:: The data

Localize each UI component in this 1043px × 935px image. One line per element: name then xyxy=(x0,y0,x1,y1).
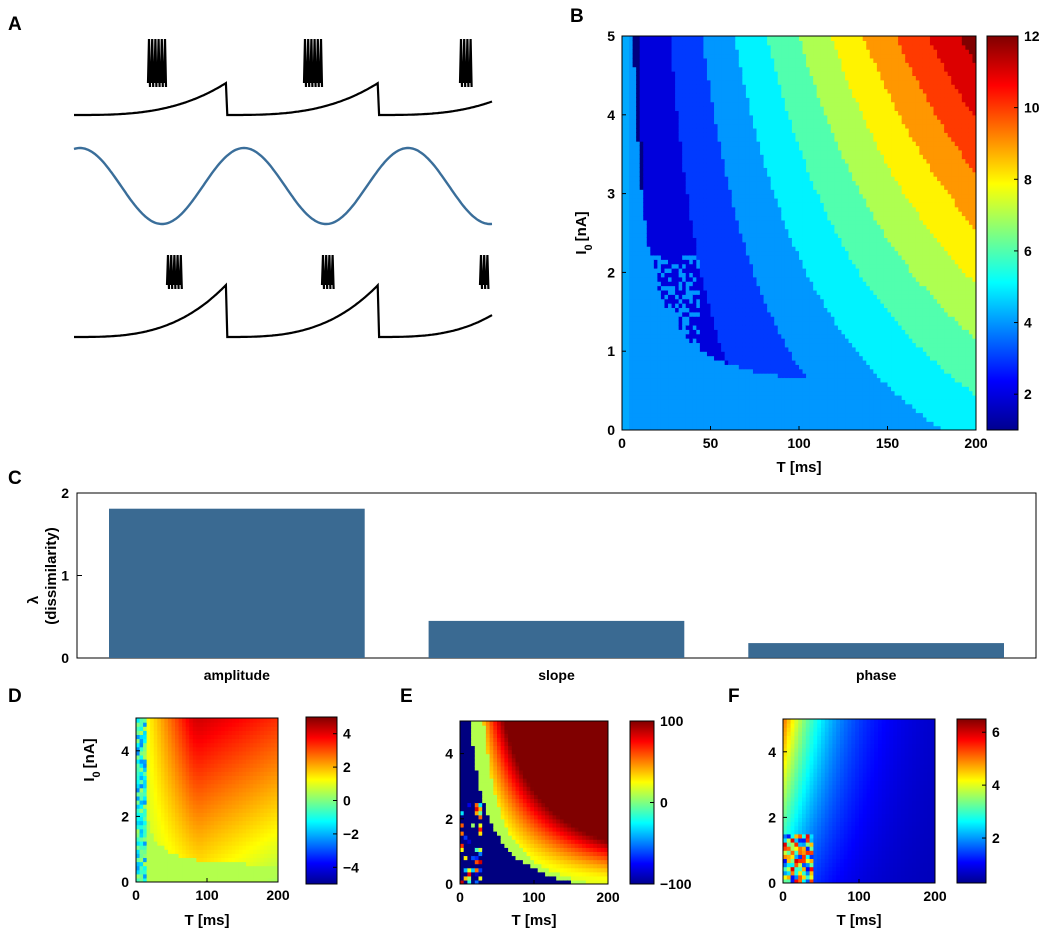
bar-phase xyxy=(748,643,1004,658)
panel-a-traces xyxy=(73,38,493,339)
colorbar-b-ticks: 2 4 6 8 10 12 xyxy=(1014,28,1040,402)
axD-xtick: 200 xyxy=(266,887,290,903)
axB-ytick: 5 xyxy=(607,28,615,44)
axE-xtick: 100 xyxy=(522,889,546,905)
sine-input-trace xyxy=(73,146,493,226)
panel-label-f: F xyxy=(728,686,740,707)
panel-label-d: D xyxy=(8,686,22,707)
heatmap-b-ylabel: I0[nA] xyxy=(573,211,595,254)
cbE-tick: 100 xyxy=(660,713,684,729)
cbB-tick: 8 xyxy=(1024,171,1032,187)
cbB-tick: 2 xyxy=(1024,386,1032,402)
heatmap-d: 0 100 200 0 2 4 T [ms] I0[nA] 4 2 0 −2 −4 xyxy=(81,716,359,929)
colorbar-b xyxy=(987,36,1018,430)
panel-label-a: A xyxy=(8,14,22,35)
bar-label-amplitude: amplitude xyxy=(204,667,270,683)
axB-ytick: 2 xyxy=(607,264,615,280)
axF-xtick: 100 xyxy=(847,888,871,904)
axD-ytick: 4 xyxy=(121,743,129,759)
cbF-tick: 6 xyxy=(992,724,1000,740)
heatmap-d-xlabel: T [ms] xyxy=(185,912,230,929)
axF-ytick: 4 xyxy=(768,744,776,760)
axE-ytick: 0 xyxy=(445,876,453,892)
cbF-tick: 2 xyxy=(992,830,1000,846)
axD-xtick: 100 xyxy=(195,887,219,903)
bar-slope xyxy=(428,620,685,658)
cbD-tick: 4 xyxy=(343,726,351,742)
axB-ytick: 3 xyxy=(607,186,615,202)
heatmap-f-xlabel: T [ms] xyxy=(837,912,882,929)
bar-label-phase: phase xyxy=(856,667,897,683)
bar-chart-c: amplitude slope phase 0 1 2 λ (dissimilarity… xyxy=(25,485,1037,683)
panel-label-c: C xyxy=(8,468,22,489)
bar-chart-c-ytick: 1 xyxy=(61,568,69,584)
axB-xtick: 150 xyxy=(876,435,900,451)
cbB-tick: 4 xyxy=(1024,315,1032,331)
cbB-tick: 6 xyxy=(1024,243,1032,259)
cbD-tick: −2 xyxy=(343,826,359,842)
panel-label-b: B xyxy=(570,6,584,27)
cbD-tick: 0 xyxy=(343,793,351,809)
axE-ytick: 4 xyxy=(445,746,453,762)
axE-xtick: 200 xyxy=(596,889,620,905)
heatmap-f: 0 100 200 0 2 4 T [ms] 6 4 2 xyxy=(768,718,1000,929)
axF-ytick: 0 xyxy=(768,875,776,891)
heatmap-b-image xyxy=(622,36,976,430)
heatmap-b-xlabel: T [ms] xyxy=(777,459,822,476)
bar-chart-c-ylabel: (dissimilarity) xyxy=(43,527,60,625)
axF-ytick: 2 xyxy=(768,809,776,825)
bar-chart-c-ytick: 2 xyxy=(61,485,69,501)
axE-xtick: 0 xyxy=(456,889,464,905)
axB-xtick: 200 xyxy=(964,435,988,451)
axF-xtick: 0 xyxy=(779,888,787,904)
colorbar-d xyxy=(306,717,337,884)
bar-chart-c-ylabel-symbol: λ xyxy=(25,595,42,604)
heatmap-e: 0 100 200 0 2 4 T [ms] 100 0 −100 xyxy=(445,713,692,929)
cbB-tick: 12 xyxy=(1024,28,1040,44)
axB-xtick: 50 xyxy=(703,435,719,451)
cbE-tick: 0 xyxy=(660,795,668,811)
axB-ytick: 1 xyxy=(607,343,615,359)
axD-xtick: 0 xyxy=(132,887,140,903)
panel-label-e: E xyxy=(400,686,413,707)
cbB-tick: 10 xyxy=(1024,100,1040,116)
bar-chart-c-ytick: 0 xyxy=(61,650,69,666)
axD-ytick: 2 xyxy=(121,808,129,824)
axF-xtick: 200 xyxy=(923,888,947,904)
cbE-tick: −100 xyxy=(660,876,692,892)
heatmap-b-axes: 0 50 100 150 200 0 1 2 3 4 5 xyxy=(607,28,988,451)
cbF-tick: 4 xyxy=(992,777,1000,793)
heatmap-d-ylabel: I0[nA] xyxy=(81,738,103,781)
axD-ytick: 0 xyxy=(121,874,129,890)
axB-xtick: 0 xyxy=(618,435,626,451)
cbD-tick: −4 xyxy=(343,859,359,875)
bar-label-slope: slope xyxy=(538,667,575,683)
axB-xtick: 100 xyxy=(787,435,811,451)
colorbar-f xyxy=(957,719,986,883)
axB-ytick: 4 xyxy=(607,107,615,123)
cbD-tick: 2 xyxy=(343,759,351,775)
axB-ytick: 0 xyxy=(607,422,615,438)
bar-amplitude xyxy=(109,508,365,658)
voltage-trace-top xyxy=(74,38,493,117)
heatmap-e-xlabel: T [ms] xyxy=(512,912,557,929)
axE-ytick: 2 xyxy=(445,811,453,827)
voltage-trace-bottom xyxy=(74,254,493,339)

::::

| Task statement |
Reproduce every line above verbatim, but leave out the pictures.

| Response to this exercise |
Localize each UI component in this 1043px × 935px image. One line per element: name then xyxy=(x0,y0,x1,y1).
bar-phase xyxy=(748,643,1004,658)
panel-a-traces xyxy=(73,38,493,339)
colorbar-b-ticks: 2 4 6 8 10 12 xyxy=(1014,28,1040,402)
axD-xtick: 200 xyxy=(266,887,290,903)
axB-ytick: 5 xyxy=(607,28,615,44)
axE-xtick: 100 xyxy=(522,889,546,905)
sine-input-trace xyxy=(73,146,493,226)
panel-label-f: F xyxy=(728,686,740,707)
panel-label-d: D xyxy=(8,686,22,707)
heatmap-b-ylabel: I0[nA] xyxy=(573,211,595,254)
cbE-tick: 100 xyxy=(660,713,684,729)
cbB-tick: 8 xyxy=(1024,171,1032,187)
cbB-tick: 2 xyxy=(1024,386,1032,402)
heatmap-d: 0 100 200 0 2 4 T [ms] I0[nA] 4 2 0 −2 −4 xyxy=(81,716,359,929)
colorbar-b xyxy=(987,36,1018,430)
panel-label-a: A xyxy=(8,14,22,35)
bar-label-amplitude: amplitude xyxy=(204,667,270,683)
axB-ytick: 2 xyxy=(607,264,615,280)
axF-xtick: 100 xyxy=(847,888,871,904)
axD-ytick: 4 xyxy=(121,743,129,759)
cbF-tick: 6 xyxy=(992,724,1000,740)
heatmap-d-xlabel: T [ms] xyxy=(185,912,230,929)
axF-ytick: 4 xyxy=(768,744,776,760)
axE-ytick: 0 xyxy=(445,876,453,892)
cbF-tick: 2 xyxy=(992,830,1000,846)
axD-xtick: 100 xyxy=(195,887,219,903)
bar-slope xyxy=(428,620,685,658)
cbD-tick: 4 xyxy=(343,726,351,742)
axB-ytick: 3 xyxy=(607,186,615,202)
heatmap-f-xlabel: T [ms] xyxy=(837,912,882,929)
bar-label-phase: phase xyxy=(856,667,897,683)
bar-chart-c: amplitude slope phase 0 1 2 λ (dissimilarity… xyxy=(25,485,1037,683)
panel-label-c: C xyxy=(8,468,22,489)
bar-chart-c-ytick: 1 xyxy=(61,568,69,584)
axB-xtick: 150 xyxy=(876,435,900,451)
cbB-tick: 4 xyxy=(1024,315,1032,331)
cbB-tick: 6 xyxy=(1024,243,1032,259)
cbD-tick: −2 xyxy=(343,826,359,842)
panel-label-b: B xyxy=(570,6,584,27)
cbD-tick: 0 xyxy=(343,793,351,809)
axE-ytick: 4 xyxy=(445,746,453,762)
axE-xtick: 200 xyxy=(596,889,620,905)
heatmap-f: 0 100 200 0 2 4 T [ms] 6 4 2 xyxy=(768,718,1000,929)
axF-ytick: 0 xyxy=(768,875,776,891)
heatmap-b-image xyxy=(622,36,976,430)
heatmap-b-xlabel: T [ms] xyxy=(777,459,822,476)
bar-chart-c-ylabel: (dissimilarity) xyxy=(43,527,60,625)
axF-ytick: 2 xyxy=(768,809,776,825)
bar-chart-c-ytick: 2 xyxy=(61,485,69,501)
axE-xtick: 0 xyxy=(456,889,464,905)
axB-xtick: 200 xyxy=(964,435,988,451)
axF-xtick: 0 xyxy=(779,888,787,904)
colorbar-d xyxy=(306,717,337,884)
bar-chart-c-ylabel-symbol: λ xyxy=(25,595,42,604)
heatmap-e: 0 100 200 0 2 4 T [ms] 100 0 −100 xyxy=(445,713,692,929)
cbB-tick: 12 xyxy=(1024,28,1040,44)
axB-xtick: 50 xyxy=(703,435,719,451)
cbE-tick: 0 xyxy=(660,795,668,811)
axB-ytick: 1 xyxy=(607,343,615,359)
axD-xtick: 0 xyxy=(132,887,140,903)
panel-label-e: E xyxy=(400,686,413,707)
cbB-tick: 10 xyxy=(1024,100,1040,116)
bar-chart-c-ytick: 0 xyxy=(61,650,69,666)
axD-ytick: 2 xyxy=(121,808,129,824)
axF-xtick: 200 xyxy=(923,888,947,904)
cbE-tick: −100 xyxy=(660,876,692,892)
heatmap-b-axes: 0 50 100 150 200 0 1 2 3 4 5 xyxy=(607,28,988,451)
cbF-tick: 4 xyxy=(992,777,1000,793)
heatmap-d-ylabel: I0[nA] xyxy=(81,738,103,781)
axD-ytick: 0 xyxy=(121,874,129,890)
axB-xtick: 0 xyxy=(618,435,626,451)
cbD-tick: −4 xyxy=(343,859,359,875)
bar-label-slope: slope xyxy=(538,667,575,683)
axB-xtick: 100 xyxy=(787,435,811,451)
colorbar-f xyxy=(957,719,986,883)
axB-ytick: 4 xyxy=(607,107,615,123)
cbD-tick: 2 xyxy=(343,759,351,775)
axB-ytick: 0 xyxy=(607,422,615,438)
bar-amplitude xyxy=(109,508,365,658)
voltage-trace-top xyxy=(74,38,493,117)
heatmap-e-xlabel: T [ms] xyxy=(512,912,557,929)
axE-ytick: 2 xyxy=(445,811,453,827)
voltage-trace-bottom xyxy=(74,254,493,339)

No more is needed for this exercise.